── Records for the task ──
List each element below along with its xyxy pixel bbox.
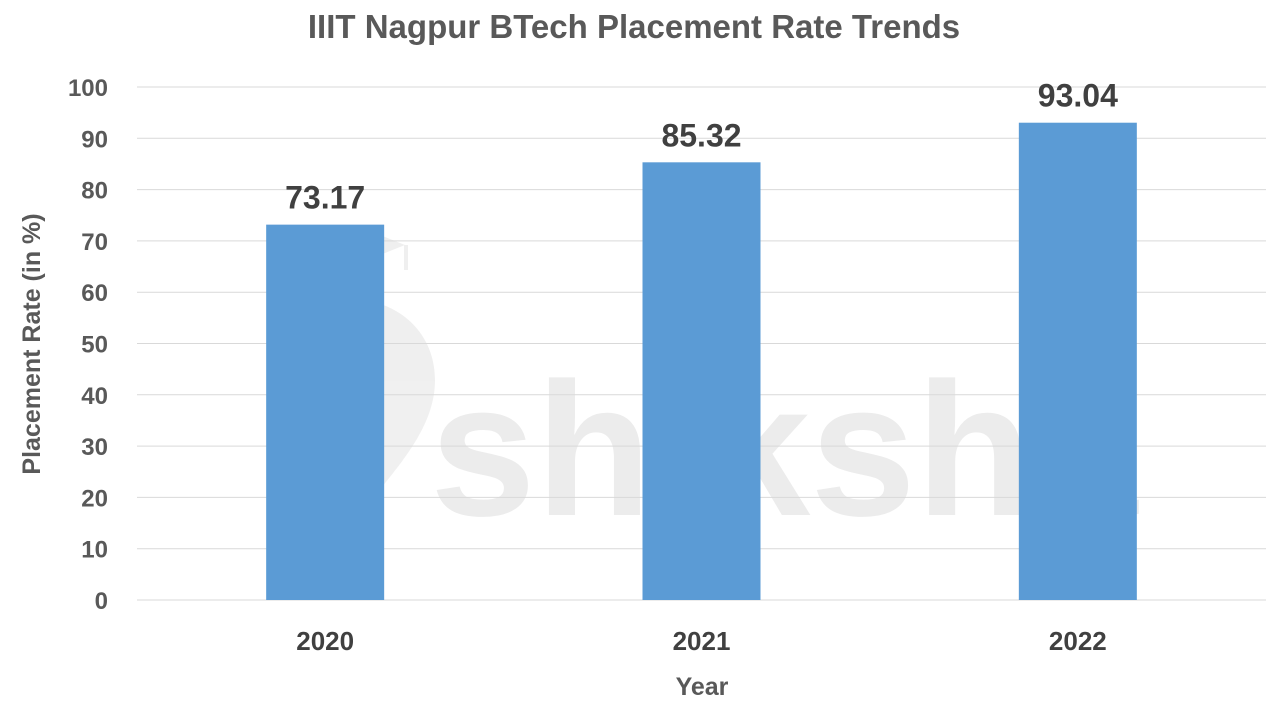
- y-tick-label: 80: [81, 178, 108, 205]
- y-tick-label: 10: [81, 537, 108, 564]
- x-axis-ticks: 2020 2021 2022: [296, 626, 1107, 656]
- y-tick-label: 50: [81, 332, 108, 359]
- y-tick-label: 30: [81, 434, 108, 461]
- y-tick-label: 20: [81, 485, 108, 512]
- x-tick-label: 2020: [296, 626, 354, 656]
- y-tick-label: 0: [95, 588, 108, 615]
- y-tick-label: 70: [81, 229, 108, 256]
- chart-title: IIIT Nagpur BTech Placement Rate Trends: [308, 8, 960, 45]
- bar: [1018, 122, 1137, 600]
- y-axis-ticks: 0 10 20 30 40 50 60 70 80 90 100: [68, 75, 108, 615]
- y-tick-label: 100: [68, 75, 108, 102]
- x-tick-label: 2021: [673, 626, 731, 656]
- data-label: 73.17: [285, 180, 365, 216]
- y-tick-label: 90: [81, 126, 108, 153]
- y-axis-label: Placement Rate (in %): [18, 213, 46, 474]
- data-label: 93.04: [1038, 78, 1118, 114]
- bars: [266, 122, 1137, 601]
- x-axis-label: Year: [676, 673, 729, 701]
- y-tick-label: 40: [81, 383, 108, 410]
- bar: [266, 224, 385, 601]
- data-label: 85.32: [661, 117, 741, 153]
- x-tick-label: 2022: [1049, 626, 1107, 656]
- bar: [642, 162, 761, 600]
- data-labels: 73.17 85.32 93.04: [285, 78, 1118, 216]
- y-tick-label: 60: [81, 280, 108, 307]
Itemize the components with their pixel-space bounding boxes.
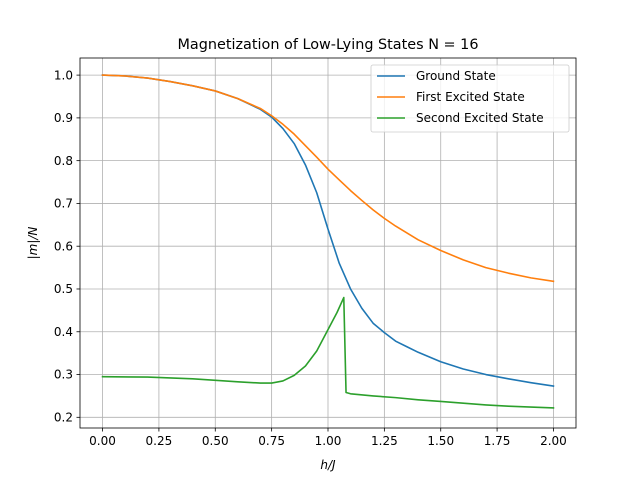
x-axis-label: h/J [320,458,336,472]
series-line-second-excited-state [101,296,555,409]
y-tick-label: 0.6 [54,239,73,253]
x-tick-label: 2.00 [540,434,567,448]
axis-ticks: 0.00 0.25 0.50 0.75 1.00 1.25 1.50 1.75 2.00 0.2 0… [54,68,567,448]
x-tick-label: 0.00 [89,434,116,448]
x-tick-label: 0.75 [258,434,285,448]
x-tick-label: 0.50 [202,434,229,448]
y-tick-label: 0.2 [54,411,73,425]
plot-area [101,74,555,409]
y-tick-label: 0.9 [54,111,73,125]
y-tick-label: 1.0 [54,68,73,82]
x-tick-label: 1.25 [371,434,398,448]
x-tick-label: 1.75 [484,434,511,448]
legend-box [370,64,570,133]
chart-title: Magnetization of Low-Lying States N = 16 [178,37,479,53]
legend-label-first-excited-state: First Excited State [416,90,525,104]
x-tick-label: 1.00 [315,434,342,448]
legend: Ground State First Excited State Second … [370,64,570,133]
y-axis-label: |m|/N [26,227,40,260]
x-tick-label: 1.50 [427,434,454,448]
y-tick-label: 0.7 [54,197,73,211]
series-line-first-excited-state [101,74,555,283]
y-tick-label: 0.5 [54,282,73,296]
legend-label-ground-state: Ground State [416,69,496,83]
legend-label-second-excited-state: Second Excited State [416,111,544,125]
x-tick-label: 0.25 [146,434,173,448]
y-tick-label: 0.3 [54,368,73,382]
y-tick-label: 0.8 [54,154,73,168]
y-tick-label: 0.4 [54,325,73,339]
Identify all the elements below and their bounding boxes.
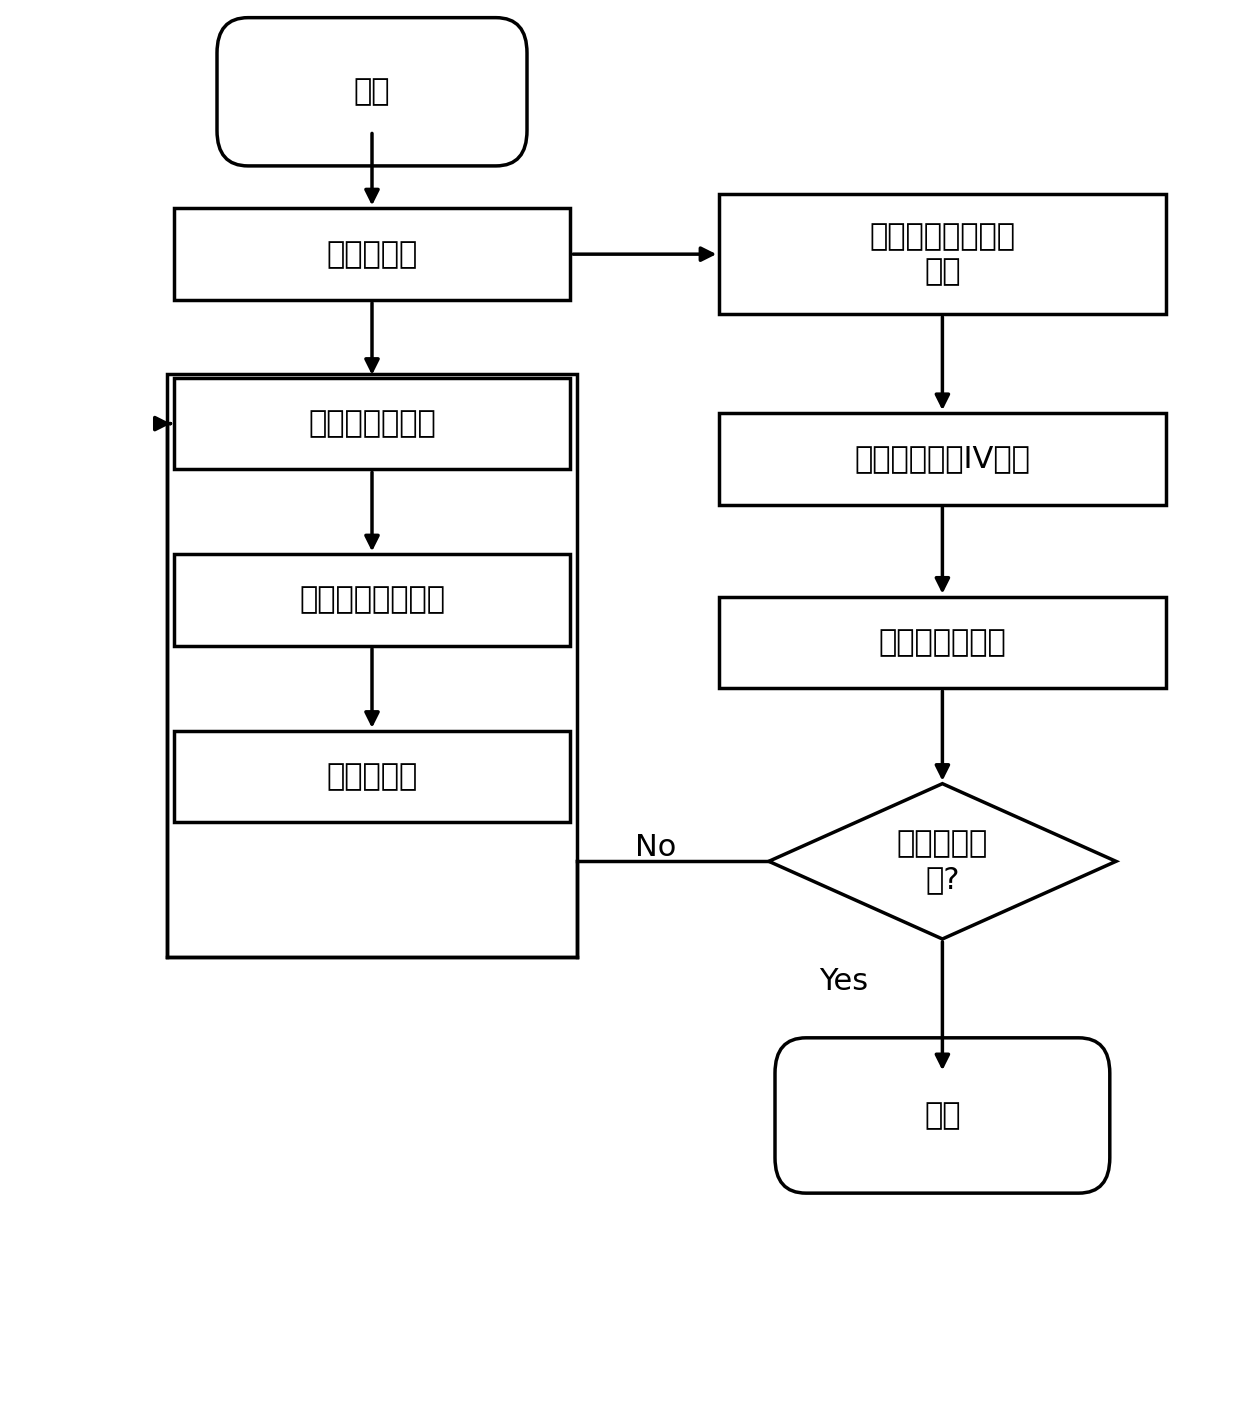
Bar — [719, 195, 1166, 315]
Text: 开始: 开始 — [353, 78, 391, 106]
Bar — [174, 377, 570, 469]
Bar — [174, 208, 570, 299]
Bar — [174, 554, 570, 647]
FancyBboxPatch shape — [775, 1038, 1110, 1193]
Text: 计算下一时刻组件
温度: 计算下一时刻组件 温度 — [869, 222, 1016, 287]
Text: No: No — [635, 833, 676, 861]
Bar — [719, 596, 1166, 688]
Text: 输入热模型变量: 输入热模型变量 — [308, 409, 436, 438]
Text: 结束: 结束 — [924, 1101, 961, 1130]
Text: 热模型参数: 热模型参数 — [326, 240, 418, 268]
Text: 计算组件发电量: 计算组件发电量 — [878, 628, 1007, 657]
Polygon shape — [769, 784, 1116, 939]
Text: 计算热辐射: 计算热辐射 — [326, 762, 418, 791]
FancyBboxPatch shape — [217, 17, 527, 165]
Text: 组件模型仿真IV曲线: 组件模型仿真IV曲线 — [854, 445, 1030, 473]
Text: Yes: Yes — [818, 967, 868, 997]
Text: 最后一个时
刻?: 最后一个时 刻? — [897, 829, 988, 894]
Bar — [167, 374, 577, 957]
Bar — [174, 731, 570, 822]
Text: 计算对流换热系数: 计算对流换热系数 — [299, 586, 445, 614]
Bar — [719, 412, 1166, 504]
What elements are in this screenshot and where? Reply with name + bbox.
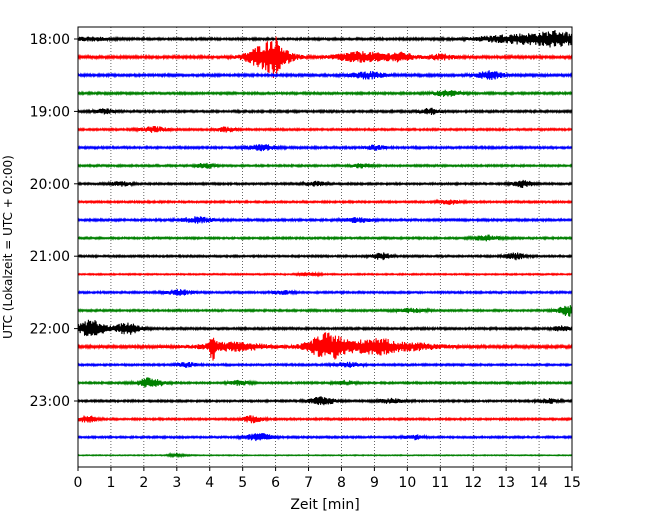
trace-1800 (77, 29, 573, 48)
trace-2230 (77, 361, 573, 369)
x-tick-label: 12 (464, 475, 482, 491)
y-tick-label: 21:00 (30, 249, 70, 265)
x-tick-label: 9 (370, 475, 379, 491)
trace-1945 (77, 162, 573, 169)
x-tick-label: 7 (304, 475, 313, 491)
trace-2330 (77, 433, 573, 442)
x-tick-label: 0 (74, 475, 83, 491)
x-tick-label: 11 (431, 475, 449, 491)
x-tick-label: 8 (337, 475, 346, 491)
trace-2030 (77, 216, 573, 224)
x-axis-label: Zeit [min] (290, 497, 359, 513)
trace-2215 (77, 332, 573, 361)
y-axis-ticks: 18:00 19:00 20:00 21:00 22:00 23:00 (30, 32, 78, 410)
x-tick-label: 14 (530, 475, 548, 491)
x-axis-ticks: 0 1 2 3 4 5 6 7 8 9 10 11 12 13 14 15 (74, 467, 581, 491)
trace-2345 (77, 451, 573, 459)
vertical-gridlines (110, 27, 540, 467)
trace-1900 (77, 107, 573, 116)
trace-2300 (77, 396, 573, 406)
x-tick-label: 2 (139, 475, 148, 491)
trace-2245 (77, 377, 573, 388)
trace-1930 (77, 144, 573, 152)
trace-1915 (77, 126, 573, 133)
x-tick-label: 6 (271, 475, 280, 491)
plot-frame (77, 26, 573, 468)
x-tick-label: 13 (497, 475, 515, 491)
trace-2045 (77, 234, 573, 242)
trace-1845 (77, 89, 573, 97)
trace-2315 (77, 415, 573, 424)
trace-2000 (77, 179, 573, 188)
trace-2130 (77, 289, 573, 296)
y-tick-label: 18:00 (30, 32, 70, 48)
trace-2200 (77, 319, 573, 337)
y-tick-label: 23:00 (30, 394, 70, 410)
y-tick-label: 22:00 (30, 322, 70, 338)
x-tick-label: 3 (172, 475, 181, 491)
y-tick-label: 19:00 (30, 104, 70, 120)
y-tick-label: 20:00 (30, 177, 70, 193)
x-tick-label: 15 (563, 475, 581, 491)
x-tick-label: 1 (106, 475, 115, 491)
trace-2100 (77, 252, 573, 261)
x-tick-label: 10 (398, 475, 416, 491)
y-axis-label: UTC (Lokalzeit = UTC + 02:00) (1, 155, 15, 339)
seismic-traces (77, 29, 573, 459)
trace-1815 (77, 36, 573, 79)
trace-2015 (77, 198, 573, 205)
trace-1830 (77, 70, 573, 80)
trace-2145 (77, 305, 573, 317)
x-tick-label: 5 (238, 475, 247, 491)
trace-2115 (77, 270, 573, 278)
x-tick-label: 4 (205, 475, 214, 491)
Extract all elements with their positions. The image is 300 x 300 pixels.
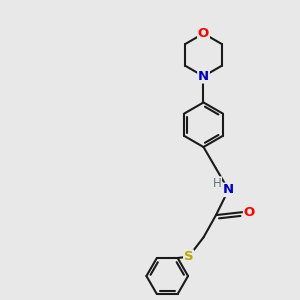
Text: H: H [213,177,221,190]
Text: N: N [198,70,209,83]
Text: S: S [184,250,194,263]
Text: O: O [198,27,209,40]
Text: O: O [244,206,255,219]
Text: N: N [223,183,234,196]
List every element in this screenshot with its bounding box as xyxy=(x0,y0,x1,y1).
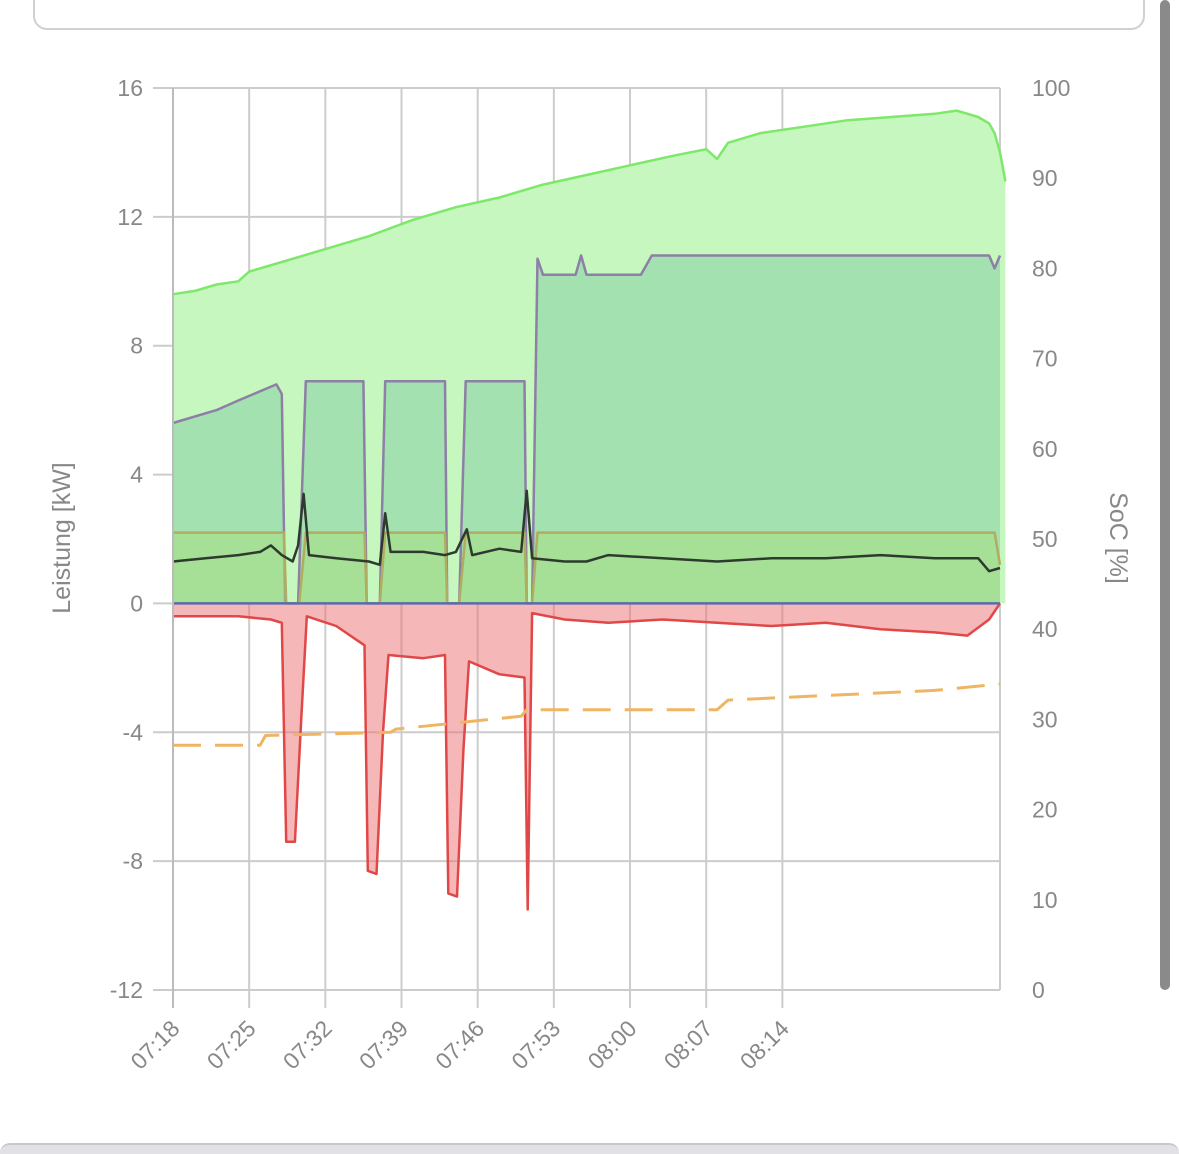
───
Repeat all of the material above word for word, but leave the pictures out.

List each element below along with its xyxy pixel bbox.
- y-tick-label: 80: [81, 178, 108, 205]
- y-tick-label: 10: [81, 537, 108, 564]
- x-axis-ticks: 2020 2021 2022: [296, 626, 1107, 656]
- y-tick-label: 50: [81, 332, 108, 359]
- y-tick-label: 30: [81, 434, 108, 461]
- y-tick-label: 20: [81, 485, 108, 512]
- x-tick-label: 2020: [296, 626, 354, 656]
- y-tick-label: 0: [95, 588, 108, 615]
- y-tick-label: 70: [81, 229, 108, 256]
- chart-title: IIIT Nagpur BTech Placement Rate Trends: [308, 8, 960, 45]
- bar: [1018, 122, 1137, 600]
- y-axis-ticks: 0 10 20 30 40 50 60 70 80 90 100: [68, 75, 108, 615]
- y-tick-label: 100: [68, 75, 108, 102]
- x-tick-label: 2021: [673, 626, 731, 656]
- data-label: 73.17: [285, 180, 365, 216]
- y-tick-label: 90: [81, 126, 108, 153]
- y-axis-label: Placement Rate (in %): [18, 213, 46, 474]
- data-label: 93.04: [1038, 78, 1118, 114]
- bars: [266, 122, 1137, 601]
- x-axis-label: Year: [676, 673, 729, 701]
- y-tick-label: 40: [81, 383, 108, 410]
- bar: [266, 224, 385, 601]
- data-label: 85.32: [661, 117, 741, 153]
- x-tick-label: 2022: [1049, 626, 1107, 656]
- bar: [642, 162, 761, 600]
- data-labels: 73.17 85.32 93.04: [285, 78, 1118, 216]
- y-tick-label: 60: [81, 280, 108, 307]
Itemize the components with their pixel-space bounding boxes.
x-axis-label: h/J [320,458,336,472]
series-line-second-excited-state [101,296,555,409]
y-tick-label: 0.6 [54,239,73,253]
x-tick-label: 2.00 [540,434,567,448]
axis-ticks: 0.00 0.25 0.50 0.75 1.00 1.25 1.50 1.75 2.00 0.2 0… [54,68,567,448]
x-tick-label: 0.00 [89,434,116,448]
x-tick-label: 0.75 [258,434,285,448]
x-tick-label: 0.50 [202,434,229,448]
y-tick-label: 0.2 [54,411,73,425]
plot-area [101,74,555,409]
y-tick-label: 0.9 [54,111,73,125]
y-tick-label: 1.0 [54,68,73,82]
x-tick-label: 1.25 [371,434,398,448]
x-tick-label: 1.75 [484,434,511,448]
legend-box [370,64,570,133]
chart-title: Magnetization of Low-Lying States N = 16 [178,37,479,53]
legend-label-first-excited-state: First Excited State [416,90,525,104]
x-tick-label: 1.00 [315,434,342,448]
legend: Ground State First Excited State Second … [370,64,570,133]
y-axis-label: |m|/N [26,227,40,260]
x-tick-label: 1.50 [427,434,454,448]
y-tick-label: 0.7 [54,197,73,211]
series-line-first-excited-state [101,74,555,283]
y-tick-label: 0.5 [54,282,73,296]
legend-label-ground-state: Ground State [416,69,496,83]
legend-label-second-excited-state: Second Excited State [416,111,544,125]
x-tick-label: 0.25 [146,434,173,448]
y-tick-label: 0.3 [54,368,73,382]
y-tick-label: 0.8 [54,154,73,168]
y-tick-label: 0.4 [54,325,73,339]
Identify all the elements below and their bounding boxes.
Bar — [719, 195, 1166, 315]
Text: 开始: 开始 — [353, 78, 391, 106]
Bar — [174, 377, 570, 469]
Bar — [174, 208, 570, 299]
Bar — [174, 554, 570, 647]
FancyBboxPatch shape — [775, 1038, 1110, 1193]
Text: 计算下一时刻组件
温度: 计算下一时刻组件 温度 — [869, 222, 1016, 287]
Text: No: No — [635, 833, 676, 861]
Bar — [719, 596, 1166, 688]
Text: 输入热模型变量: 输入热模型变量 — [308, 409, 436, 438]
Text: 结束: 结束 — [924, 1101, 961, 1130]
Text: 热模型参数: 热模型参数 — [326, 240, 418, 268]
Text: 计算组件发电量: 计算组件发电量 — [878, 628, 1007, 657]
Polygon shape — [769, 784, 1116, 939]
Text: 计算热辐射: 计算热辐射 — [326, 762, 418, 791]
FancyBboxPatch shape — [217, 17, 527, 165]
Text: 组件模型仿真IV曲线: 组件模型仿真IV曲线 — [854, 445, 1030, 473]
Text: Yes: Yes — [818, 967, 868, 997]
Text: 最后一个时
刻?: 最后一个时 刻? — [897, 829, 988, 894]
Bar — [167, 374, 577, 957]
Bar — [174, 731, 570, 822]
Text: 计算对流换热系数: 计算对流换热系数 — [299, 586, 445, 614]
Bar — [719, 412, 1166, 504]
What elements are in this screenshot and where? Reply with name + bbox.
trace-1800 (77, 29, 573, 48)
trace-2230 (77, 361, 573, 369)
x-tick-label: 12 (464, 475, 482, 491)
y-tick-label: 21:00 (30, 249, 70, 265)
x-tick-label: 9 (370, 475, 379, 491)
trace-1945 (77, 162, 573, 169)
x-tick-label: 7 (304, 475, 313, 491)
trace-2330 (77, 433, 573, 442)
x-tick-label: 0 (74, 475, 83, 491)
x-tick-label: 11 (431, 475, 449, 491)
x-tick-label: 8 (337, 475, 346, 491)
trace-2030 (77, 216, 573, 224)
x-axis-label: Zeit [min] (290, 497, 359, 513)
trace-2215 (77, 332, 573, 361)
y-axis-ticks: 18:00 19:00 20:00 21:00 22:00 23:00 (30, 32, 78, 410)
x-tick-label: 14 (530, 475, 548, 491)
x-axis-ticks: 0 1 2 3 4 5 6 7 8 9 10 11 12 13 14 15 (74, 467, 581, 491)
trace-2345 (77, 451, 573, 459)
vertical-gridlines (110, 27, 540, 467)
trace-1900 (77, 107, 573, 116)
trace-2300 (77, 396, 573, 406)
x-tick-label: 2 (139, 475, 148, 491)
trace-2245 (77, 377, 573, 388)
trace-1930 (77, 144, 573, 152)
trace-1915 (77, 126, 573, 133)
x-tick-label: 6 (271, 475, 280, 491)
plot-frame (77, 26, 573, 468)
x-tick-label: 13 (497, 475, 515, 491)
trace-2045 (77, 234, 573, 242)
trace-1845 (77, 89, 573, 97)
trace-2315 (77, 415, 573, 424)
trace-2000 (77, 179, 573, 188)
trace-2130 (77, 289, 573, 296)
y-tick-label: 18:00 (30, 32, 70, 48)
trace-2200 (77, 319, 573, 337)
y-tick-label: 23:00 (30, 394, 70, 410)
y-tick-label: 22:00 (30, 322, 70, 338)
x-tick-label: 3 (172, 475, 181, 491)
y-tick-label: 19:00 (30, 104, 70, 120)
y-tick-label: 20:00 (30, 177, 70, 193)
x-tick-label: 15 (563, 475, 581, 491)
x-tick-label: 1 (106, 475, 115, 491)
trace-2100 (77, 252, 573, 261)
x-tick-label: 10 (398, 475, 416, 491)
y-axis-label: UTC (Lokalzeit = UTC + 02:00) (1, 155, 15, 339)
seismic-traces (77, 29, 573, 459)
trace-1815 (77, 36, 573, 79)
trace-2015 (77, 198, 573, 205)
trace-1830 (77, 70, 573, 80)
trace-2145 (77, 305, 573, 317)
x-tick-label: 5 (238, 475, 247, 491)
trace-2115 (77, 270, 573, 278)
x-tick-label: 4 (205, 475, 214, 491)
Extract all elements with their positions. The image is 300 x 300 pixels.
Text: H: H [213,177,221,190]
Text: N: N [198,70,209,83]
Text: S: S [184,250,194,263]
Text: O: O [198,27,209,40]
Text: O: O [244,206,255,219]
Text: N: N [223,183,234,196]
List every element in this screenshot with its bounding box as xyxy=(x0,y0,x1,y1).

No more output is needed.